### [What the exercise asks]
Quote, word for word, only the lines running from the line with "Transcribe this image's" through the end of the listing. Leave out the pictures.

Stored items from a collection
# # # #

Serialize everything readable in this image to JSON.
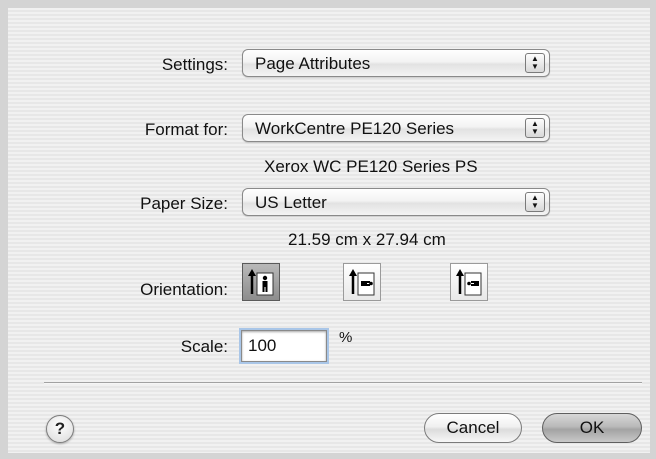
{
  "settings": {
    "label": "Settings:",
    "value": "Page Attributes"
  },
  "format_for": {
    "label": "Format for:",
    "value": "WorkCentre PE120 Series",
    "printer_description": "Xerox WC PE120 Series PS"
  },
  "paper_size": {
    "label": "Paper Size:",
    "value": "US Letter",
    "dimensions": "21.59 cm x 27.94 cm"
  },
  "orientation": {
    "label": "Orientation:",
    "options": [
      {
        "name": "portrait",
        "selected": true
      },
      {
        "name": "landscape-left",
        "selected": false
      },
      {
        "name": "landscape-right",
        "selected": false
      }
    ]
  },
  "scale": {
    "label": "Scale:",
    "value": "100",
    "unit": "%"
  },
  "buttons": {
    "help": "?",
    "cancel": "Cancel",
    "ok": "OK"
  },
  "icons": {
    "popup_arrows": "up-down-arrows-icon",
    "help": "question-mark-icon"
  }
}
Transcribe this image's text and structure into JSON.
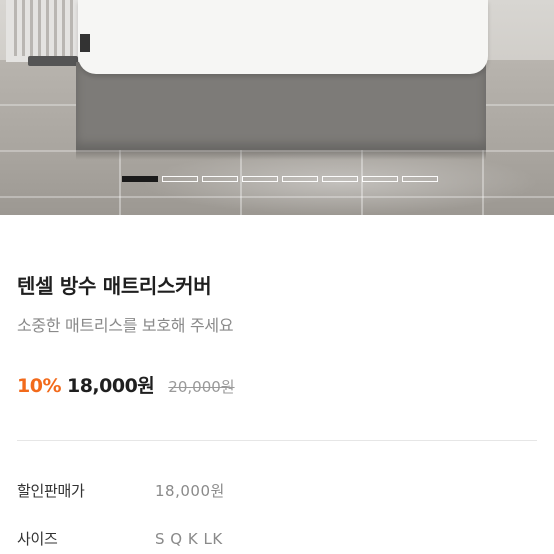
{
  "gallery": {
    "image": "mattress-cover-product-photo",
    "slide_count": 8,
    "active_slide": 1
  },
  "product": {
    "title": "텐셀 방수 매트리스커버",
    "subtitle": "소중한 매트리스를 보호해 주세요",
    "discount_rate": "10%",
    "sale_price": "18,000원",
    "original_price": "20,000원"
  },
  "specs": [
    {
      "label": "할인판매가",
      "value": "18,000원"
    },
    {
      "label": "사이즈",
      "value": "S Q K LK"
    }
  ],
  "colors": {
    "accent": "#f26a1b",
    "title": "#1f1f1f",
    "muted": "#8a8a8a"
  }
}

# # # #

### [The completed task]
Transcribe this image's text and structure into JSON.
{
  "gallery": {
    "image": "mattress-cover-product-photo",
    "slide_count": 8,
    "active_slide": 1
  },
  "product": {
    "title": "텐셀 방수 매트리스커버",
    "subtitle": "소중한 매트리스를 보호해 주세요",
    "discount_rate": "10%",
    "sale_price": "18,000원",
    "original_price": "20,000원"
  },
  "specs": [
    {
      "label": "할인판매가",
      "value": "18,000원"
    },
    {
      "label": "사이즈",
      "value": "S Q K LK"
    }
  ],
  "colors": {
    "accent": "#f26a1b",
    "title": "#1f1f1f",
    "muted": "#8a8a8a"
  }
}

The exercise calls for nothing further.